Start of EXERCISE MATERIALS
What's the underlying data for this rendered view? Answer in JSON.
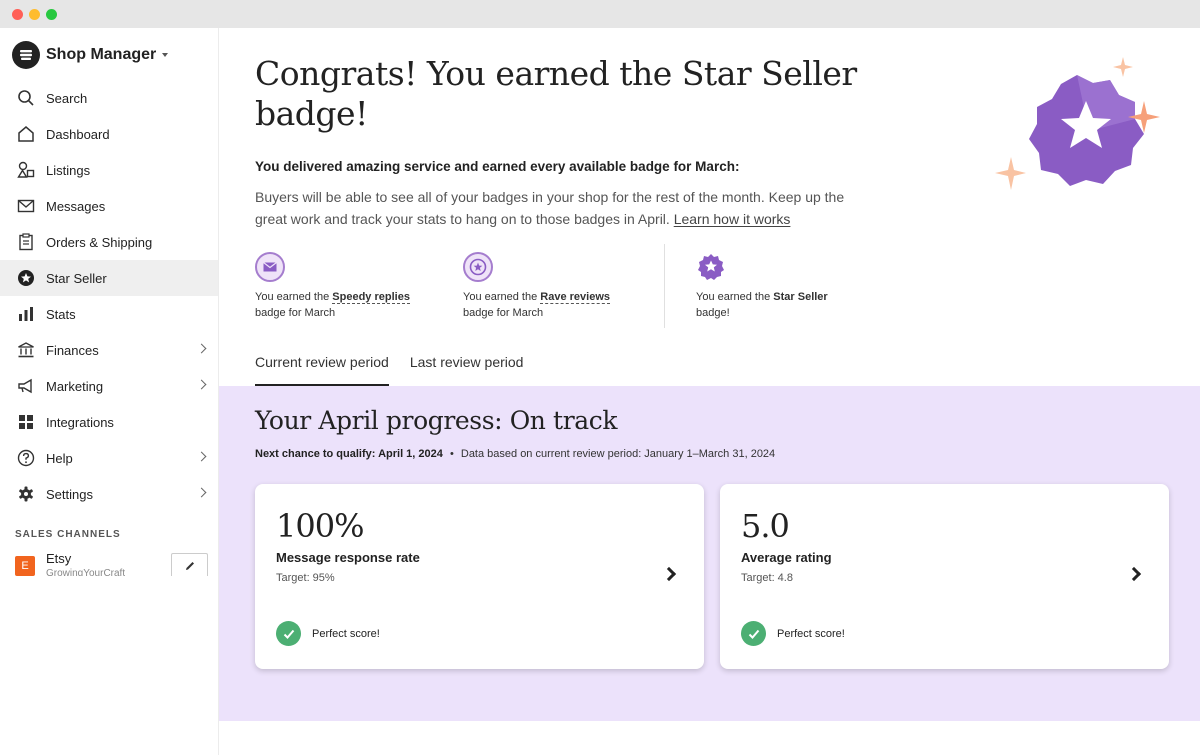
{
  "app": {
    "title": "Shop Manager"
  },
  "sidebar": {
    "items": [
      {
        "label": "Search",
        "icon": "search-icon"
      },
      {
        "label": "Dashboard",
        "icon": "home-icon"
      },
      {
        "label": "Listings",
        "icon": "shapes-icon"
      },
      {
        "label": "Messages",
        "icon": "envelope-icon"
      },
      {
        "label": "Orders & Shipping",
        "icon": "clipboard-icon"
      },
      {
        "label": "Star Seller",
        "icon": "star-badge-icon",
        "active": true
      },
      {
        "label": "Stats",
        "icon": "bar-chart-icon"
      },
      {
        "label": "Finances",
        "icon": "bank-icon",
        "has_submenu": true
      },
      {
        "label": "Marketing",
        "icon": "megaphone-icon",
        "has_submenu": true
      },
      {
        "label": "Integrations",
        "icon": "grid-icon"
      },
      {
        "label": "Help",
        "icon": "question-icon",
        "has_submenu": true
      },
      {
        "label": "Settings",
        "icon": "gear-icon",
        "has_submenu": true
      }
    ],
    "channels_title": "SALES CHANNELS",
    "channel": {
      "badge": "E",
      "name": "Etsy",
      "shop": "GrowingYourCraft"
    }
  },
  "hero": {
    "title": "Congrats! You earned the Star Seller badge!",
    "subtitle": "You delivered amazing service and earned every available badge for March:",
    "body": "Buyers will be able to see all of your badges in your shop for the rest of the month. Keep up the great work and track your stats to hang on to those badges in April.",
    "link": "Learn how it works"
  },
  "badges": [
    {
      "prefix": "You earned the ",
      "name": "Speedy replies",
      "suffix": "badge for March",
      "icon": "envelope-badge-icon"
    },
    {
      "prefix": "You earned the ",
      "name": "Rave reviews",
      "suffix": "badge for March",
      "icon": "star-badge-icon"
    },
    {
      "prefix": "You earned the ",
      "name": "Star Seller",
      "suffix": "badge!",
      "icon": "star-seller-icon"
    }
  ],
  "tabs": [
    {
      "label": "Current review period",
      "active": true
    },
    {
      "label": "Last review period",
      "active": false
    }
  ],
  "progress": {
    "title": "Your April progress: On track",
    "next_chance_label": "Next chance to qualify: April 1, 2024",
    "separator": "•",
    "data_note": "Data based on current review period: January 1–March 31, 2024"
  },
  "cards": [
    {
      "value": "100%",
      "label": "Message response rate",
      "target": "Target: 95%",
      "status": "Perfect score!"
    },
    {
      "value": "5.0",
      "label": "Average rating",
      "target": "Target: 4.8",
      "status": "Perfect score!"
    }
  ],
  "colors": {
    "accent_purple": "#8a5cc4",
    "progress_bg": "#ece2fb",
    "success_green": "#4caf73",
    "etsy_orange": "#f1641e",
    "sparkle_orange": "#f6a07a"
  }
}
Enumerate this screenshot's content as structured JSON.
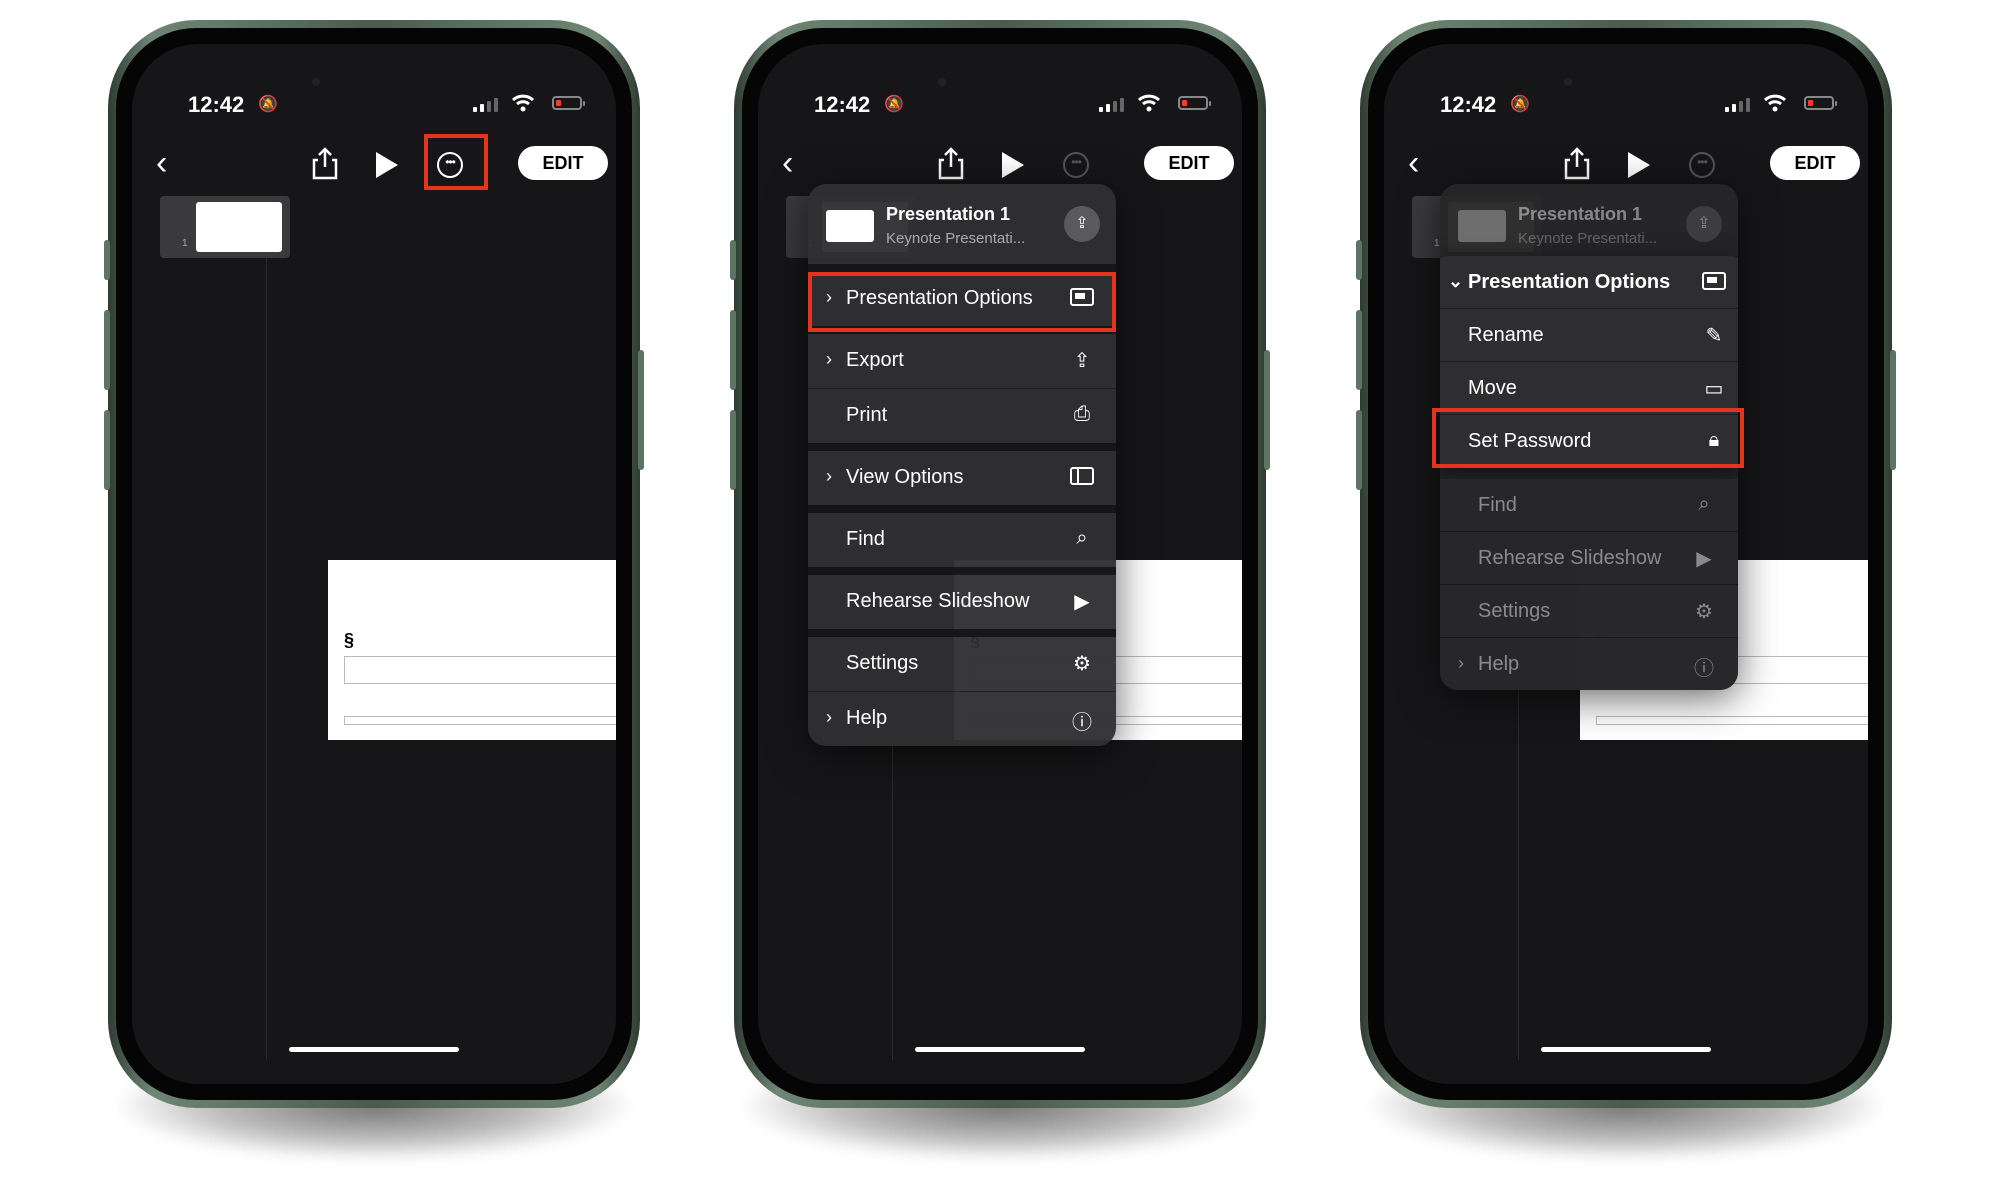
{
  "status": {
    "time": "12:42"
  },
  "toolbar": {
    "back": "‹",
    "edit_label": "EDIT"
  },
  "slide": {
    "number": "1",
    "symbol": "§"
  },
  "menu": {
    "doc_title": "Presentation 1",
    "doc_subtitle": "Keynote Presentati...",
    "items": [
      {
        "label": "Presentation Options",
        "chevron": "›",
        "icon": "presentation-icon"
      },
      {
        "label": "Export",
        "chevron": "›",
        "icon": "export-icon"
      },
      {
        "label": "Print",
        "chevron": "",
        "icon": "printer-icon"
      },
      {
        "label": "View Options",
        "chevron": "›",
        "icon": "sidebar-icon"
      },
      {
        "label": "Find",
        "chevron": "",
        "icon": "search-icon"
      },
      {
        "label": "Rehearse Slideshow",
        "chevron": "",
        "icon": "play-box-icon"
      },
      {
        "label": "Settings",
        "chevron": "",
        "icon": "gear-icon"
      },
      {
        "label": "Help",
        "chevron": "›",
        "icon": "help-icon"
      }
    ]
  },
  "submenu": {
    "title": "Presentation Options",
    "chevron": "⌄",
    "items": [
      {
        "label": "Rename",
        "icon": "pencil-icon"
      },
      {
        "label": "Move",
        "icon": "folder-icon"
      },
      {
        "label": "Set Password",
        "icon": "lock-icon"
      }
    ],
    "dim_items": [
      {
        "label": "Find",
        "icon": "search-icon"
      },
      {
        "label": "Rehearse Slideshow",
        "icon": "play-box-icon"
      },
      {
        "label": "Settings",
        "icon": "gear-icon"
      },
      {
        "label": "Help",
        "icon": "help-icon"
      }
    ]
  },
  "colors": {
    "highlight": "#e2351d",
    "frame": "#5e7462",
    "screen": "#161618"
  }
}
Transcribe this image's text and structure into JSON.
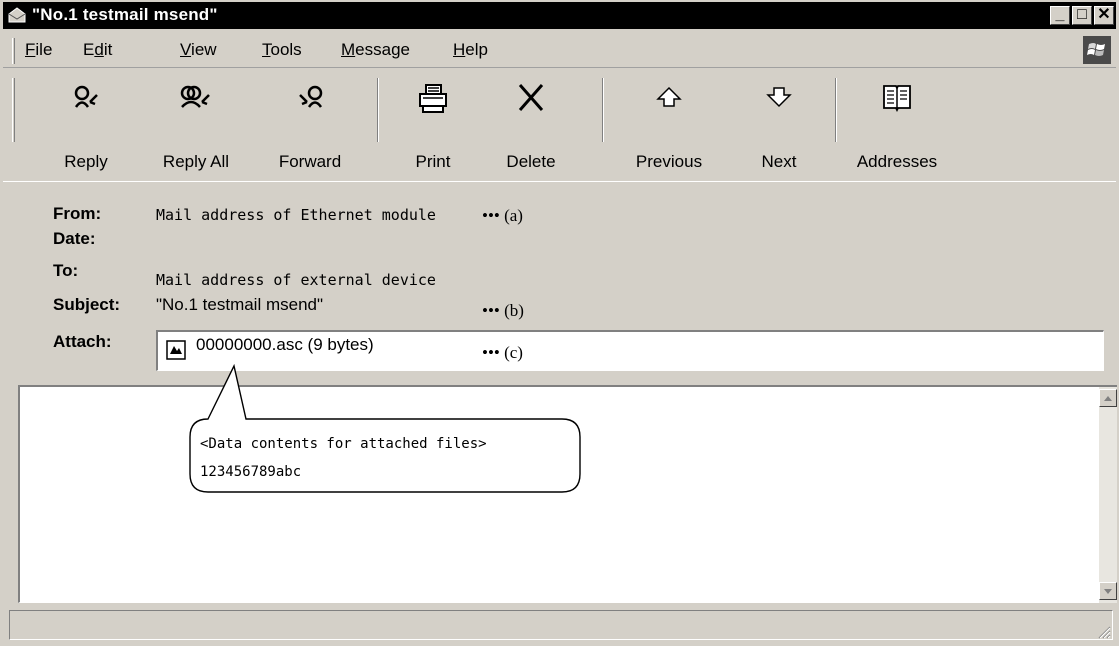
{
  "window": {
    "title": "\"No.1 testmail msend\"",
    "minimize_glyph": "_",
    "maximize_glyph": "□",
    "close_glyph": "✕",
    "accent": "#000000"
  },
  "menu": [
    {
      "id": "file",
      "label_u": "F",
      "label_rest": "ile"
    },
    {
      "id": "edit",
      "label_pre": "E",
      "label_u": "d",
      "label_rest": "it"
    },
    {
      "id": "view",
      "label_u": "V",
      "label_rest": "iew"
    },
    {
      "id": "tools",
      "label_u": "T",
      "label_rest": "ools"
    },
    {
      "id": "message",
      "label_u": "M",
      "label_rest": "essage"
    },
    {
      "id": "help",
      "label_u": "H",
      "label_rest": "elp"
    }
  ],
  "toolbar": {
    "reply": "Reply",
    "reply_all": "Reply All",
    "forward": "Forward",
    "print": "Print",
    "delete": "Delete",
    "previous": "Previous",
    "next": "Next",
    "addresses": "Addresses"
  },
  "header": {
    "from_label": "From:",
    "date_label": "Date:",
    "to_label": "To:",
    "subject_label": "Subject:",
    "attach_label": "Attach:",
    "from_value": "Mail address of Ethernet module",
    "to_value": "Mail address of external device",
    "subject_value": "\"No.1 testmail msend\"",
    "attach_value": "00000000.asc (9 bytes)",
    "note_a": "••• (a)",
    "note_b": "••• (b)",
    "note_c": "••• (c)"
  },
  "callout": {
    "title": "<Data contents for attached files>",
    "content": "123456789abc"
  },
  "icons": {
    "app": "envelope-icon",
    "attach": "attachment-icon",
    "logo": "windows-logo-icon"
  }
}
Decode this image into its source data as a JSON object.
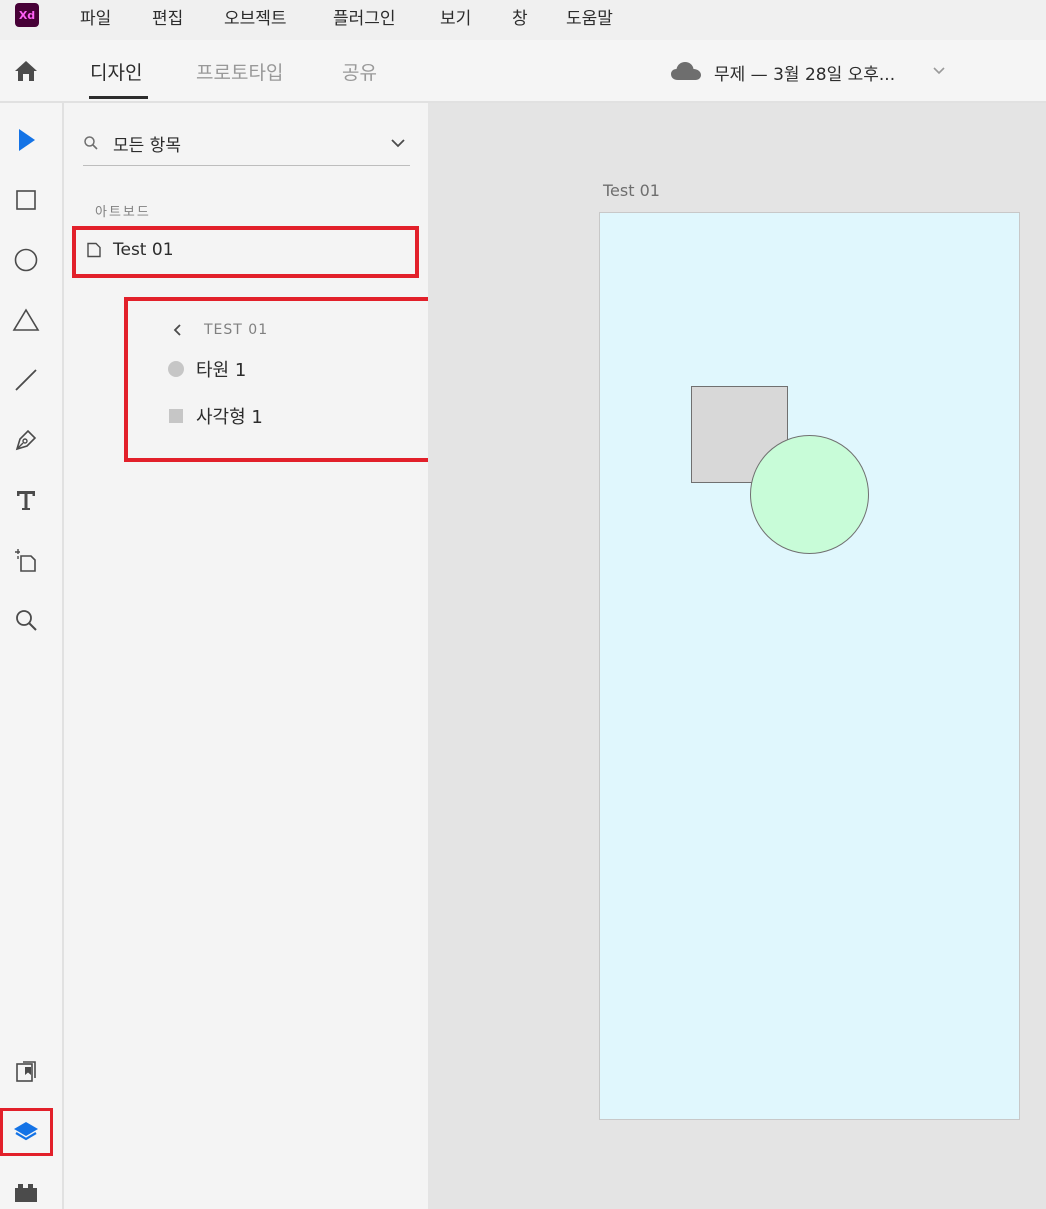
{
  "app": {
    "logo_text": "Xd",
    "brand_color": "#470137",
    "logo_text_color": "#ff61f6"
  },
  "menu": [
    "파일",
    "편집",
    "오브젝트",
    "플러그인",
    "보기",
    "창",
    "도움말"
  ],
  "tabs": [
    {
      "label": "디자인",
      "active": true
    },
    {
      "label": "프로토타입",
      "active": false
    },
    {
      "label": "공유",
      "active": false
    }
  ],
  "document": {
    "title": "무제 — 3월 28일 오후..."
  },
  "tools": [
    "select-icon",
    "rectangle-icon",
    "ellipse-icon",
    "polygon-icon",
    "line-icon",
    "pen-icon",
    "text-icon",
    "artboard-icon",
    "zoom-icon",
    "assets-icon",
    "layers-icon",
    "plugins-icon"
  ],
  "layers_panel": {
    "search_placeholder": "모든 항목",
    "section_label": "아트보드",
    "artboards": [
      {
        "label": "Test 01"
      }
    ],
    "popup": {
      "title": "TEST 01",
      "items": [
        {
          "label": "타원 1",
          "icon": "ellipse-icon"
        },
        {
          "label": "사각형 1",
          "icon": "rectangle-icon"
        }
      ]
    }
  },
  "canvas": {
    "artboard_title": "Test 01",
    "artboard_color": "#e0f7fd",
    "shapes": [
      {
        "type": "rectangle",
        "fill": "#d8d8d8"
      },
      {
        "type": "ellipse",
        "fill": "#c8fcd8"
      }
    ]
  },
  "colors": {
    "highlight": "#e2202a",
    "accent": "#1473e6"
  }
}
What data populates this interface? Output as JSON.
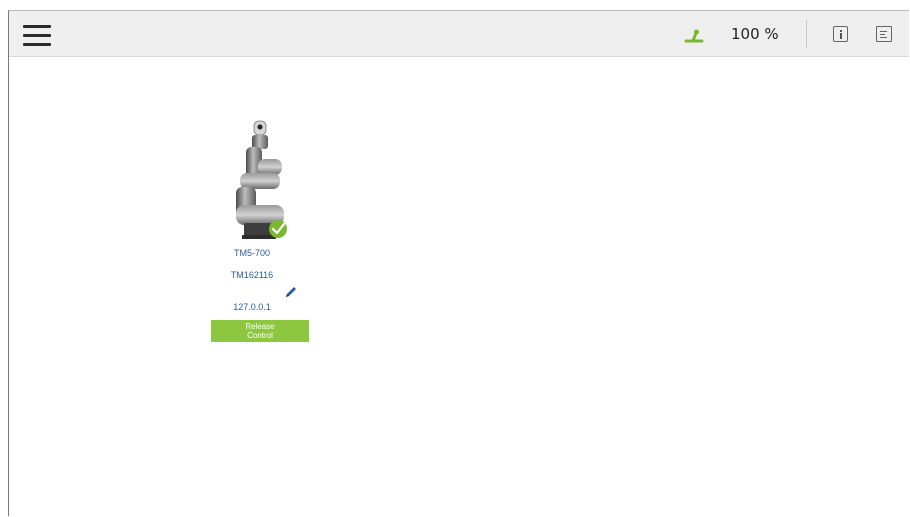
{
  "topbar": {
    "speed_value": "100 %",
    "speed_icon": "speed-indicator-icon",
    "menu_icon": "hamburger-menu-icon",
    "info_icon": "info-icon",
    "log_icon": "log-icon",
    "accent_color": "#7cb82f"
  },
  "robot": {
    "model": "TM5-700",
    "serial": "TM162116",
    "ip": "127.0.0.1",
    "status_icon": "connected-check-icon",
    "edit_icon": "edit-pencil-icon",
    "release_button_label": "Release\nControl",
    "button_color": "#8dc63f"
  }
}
End of EXERCISE MATERIALS
**STATED TASK:**
Copy all lines of the listing above that contain the string "into".

**FULL OUTPUT:**
Transcribe this image's text and structure into JSON.
Decode this image into its source data as a JSON object.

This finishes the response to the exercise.